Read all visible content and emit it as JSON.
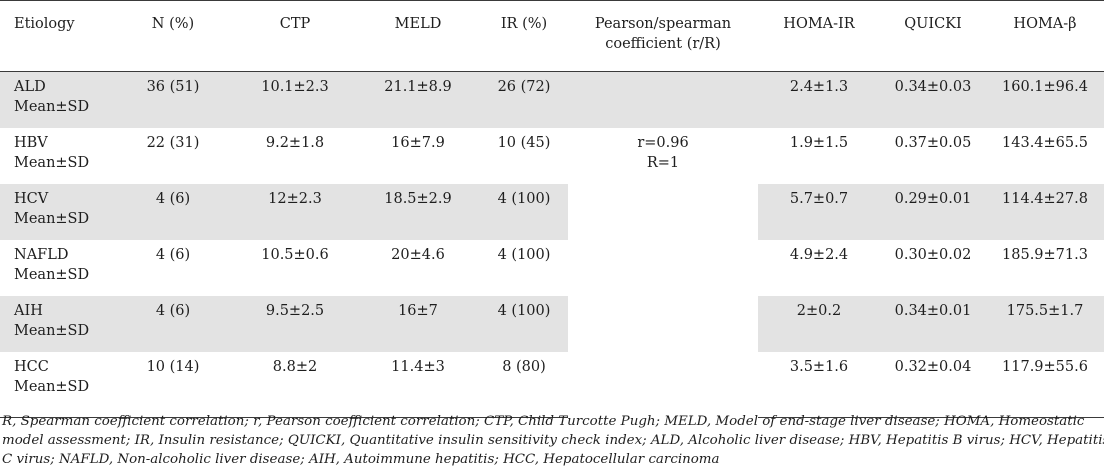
{
  "headers": [
    "Etiology",
    "N (%)",
    "CTP",
    "MELD",
    "IR (%)",
    "Pearson/spearman coefficient (r/R)",
    "HOMA-IR",
    "QUICKI",
    "HOMA-β"
  ],
  "sub_label": "Mean±SD",
  "rows": [
    {
      "etiology": "ALD",
      "n": "36 (51)",
      "ctp": "10.1±2.3",
      "meld": "21.1±8.9",
      "ir": "26 (72)",
      "homa_ir": "2.4±1.3",
      "quicki": "0.34±0.03",
      "homa_b": "160.1±96.4"
    },
    {
      "etiology": "HBV",
      "n": "22 (31)",
      "ctp": "9.2±1.8",
      "meld": "16±7.9",
      "ir": "10 (45)",
      "homa_ir": "1.9±1.5",
      "quicki": "0.37±0.05",
      "homa_b": "143.4±65.5"
    },
    {
      "etiology": "HCV",
      "n": "4 (6)",
      "ctp": "12±2.3",
      "meld": "18.5±2.9",
      "ir": "4 (100)",
      "homa_ir": "5.7±0.7",
      "quicki": "0.29±0.01",
      "homa_b": "114.4±27.8"
    },
    {
      "etiology": "NAFLD",
      "n": "4 (6)",
      "ctp": "10.5±0.6",
      "meld": "20±4.6",
      "ir": "4 (100)",
      "homa_ir": "4.9±2.4",
      "quicki": "0.30±0.02",
      "homa_b": "185.9±71.3"
    },
    {
      "etiology": "AIH",
      "n": "4 (6)",
      "ctp": "9.5±2.5",
      "meld": "16±7",
      "ir": "4 (100)",
      "homa_ir": "2±0.2",
      "quicki": "0.34±0.01",
      "homa_b": "175.5±1.7"
    },
    {
      "etiology": "HCC",
      "n": "10 (14)",
      "ctp": "8.8±2",
      "meld": "11.4±3",
      "ir": "8 (80)",
      "homa_ir": "3.5±1.6",
      "quicki": "0.32±0.04",
      "homa_b": "117.9±55.6"
    }
  ],
  "coefficient": {
    "r": "r=0.96",
    "R": "R=1"
  },
  "footnote_lines": [
    "R, Spearman coefficient correlation; r, Pearson coefficient correlation; CTP, Child Turcotte Pugh; MELD, Model of end-stage liver disease; HOMA, Homeostatic",
    "model assessment; IR, Insulin resistance; QUICKI, Quantitative insulin sensitivity check index; ALD, Alcoholic liver disease; HBV, Hepatitis B virus; HCV, Hepatitis",
    "C virus; NAFLD, Non-alcoholic liver disease; AIH, Autoimmune hepatitis; HCC, Hepatocellular carcinoma"
  ]
}
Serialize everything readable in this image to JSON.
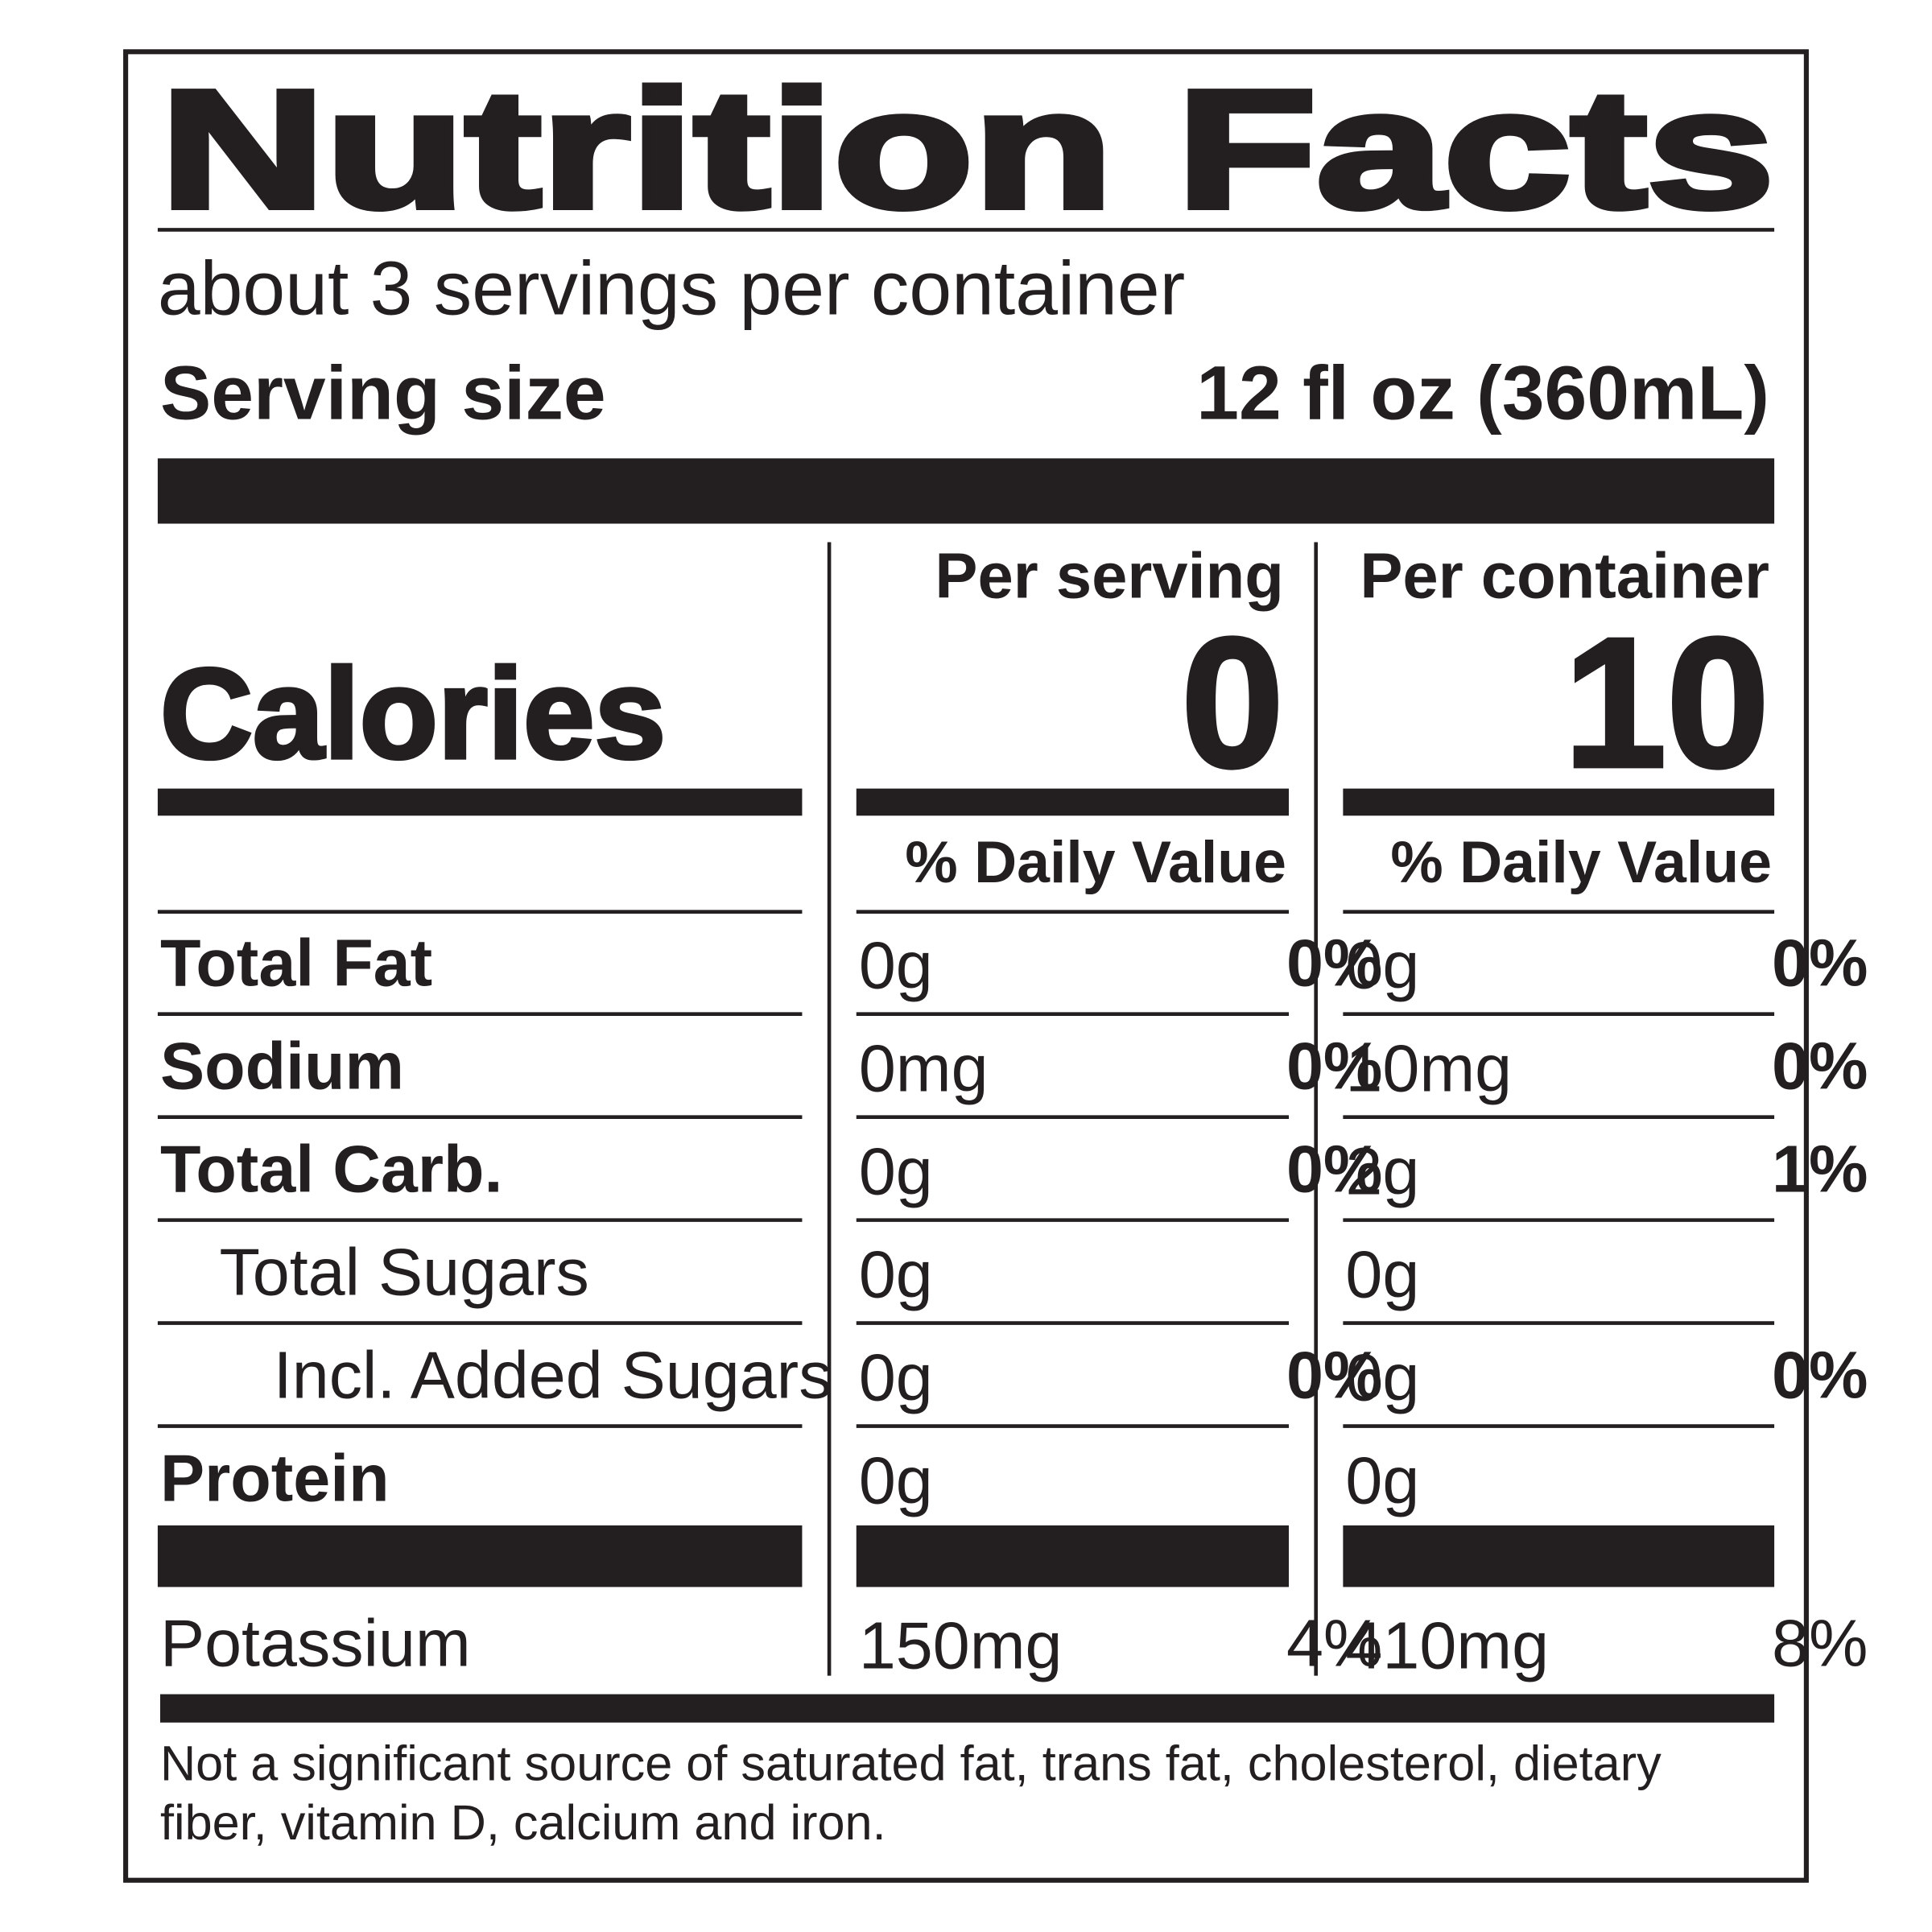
{
  "title": "Nutrition Facts",
  "servings_per_container": "about 3 servings per container",
  "serving_size": {
    "label": "Serving size",
    "value": "12 fl oz (360mL)"
  },
  "columns": [
    "Per serving",
    "Per container"
  ],
  "calories": {
    "label": "Calories",
    "values": [
      0,
      10
    ]
  },
  "daily_value_header": [
    "% Daily Value",
    "% Daily Value"
  ],
  "rows": [
    {
      "name": "Total Fat",
      "level": 0,
      "bold": true,
      "per_serving": {
        "amount": "0g",
        "dv": "0%"
      },
      "per_container": {
        "amount": "0g",
        "dv": "0%"
      }
    },
    {
      "name": "Sodium",
      "level": 0,
      "bold": true,
      "per_serving": {
        "amount": "0mg",
        "dv": "0%"
      },
      "per_container": {
        "amount": "10mg",
        "dv": "0%"
      }
    },
    {
      "name": "Total Carb.",
      "level": 0,
      "bold": true,
      "per_serving": {
        "amount": "0g",
        "dv": "0%"
      },
      "per_container": {
        "amount": "2g",
        "dv": "1%"
      }
    },
    {
      "name": "Total Sugars",
      "level": 1,
      "bold": false,
      "per_serving": {
        "amount": "0g",
        "dv": null
      },
      "per_container": {
        "amount": "0g",
        "dv": null
      }
    },
    {
      "name": "Incl. Added Sugars",
      "level": 2,
      "bold": false,
      "per_serving": {
        "amount": "0g",
        "dv": "0%"
      },
      "per_container": {
        "amount": "0g",
        "dv": "0%"
      }
    },
    {
      "name": "Protein",
      "level": 0,
      "bold": true,
      "per_serving": {
        "amount": "0g",
        "dv": null
      },
      "per_container": {
        "amount": "0g",
        "dv": null
      }
    }
  ],
  "minerals": [
    {
      "name": "Potassium",
      "level": 0,
      "bold": false,
      "per_serving": {
        "amount": "150mg",
        "dv": "4%"
      },
      "per_container": {
        "amount": "410mg",
        "dv": "8%"
      }
    }
  ],
  "footnote": [
    "Not a significant source of saturated fat, trans fat, cholesterol, dietary",
    "fiber, vitamin D, calcium and iron."
  ]
}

□ □ □

# WHAT THIS TASK INVOLVES
Checking each line above, count the ones that hold the word "Sugars" and state the total alone.

# OUTPUT
2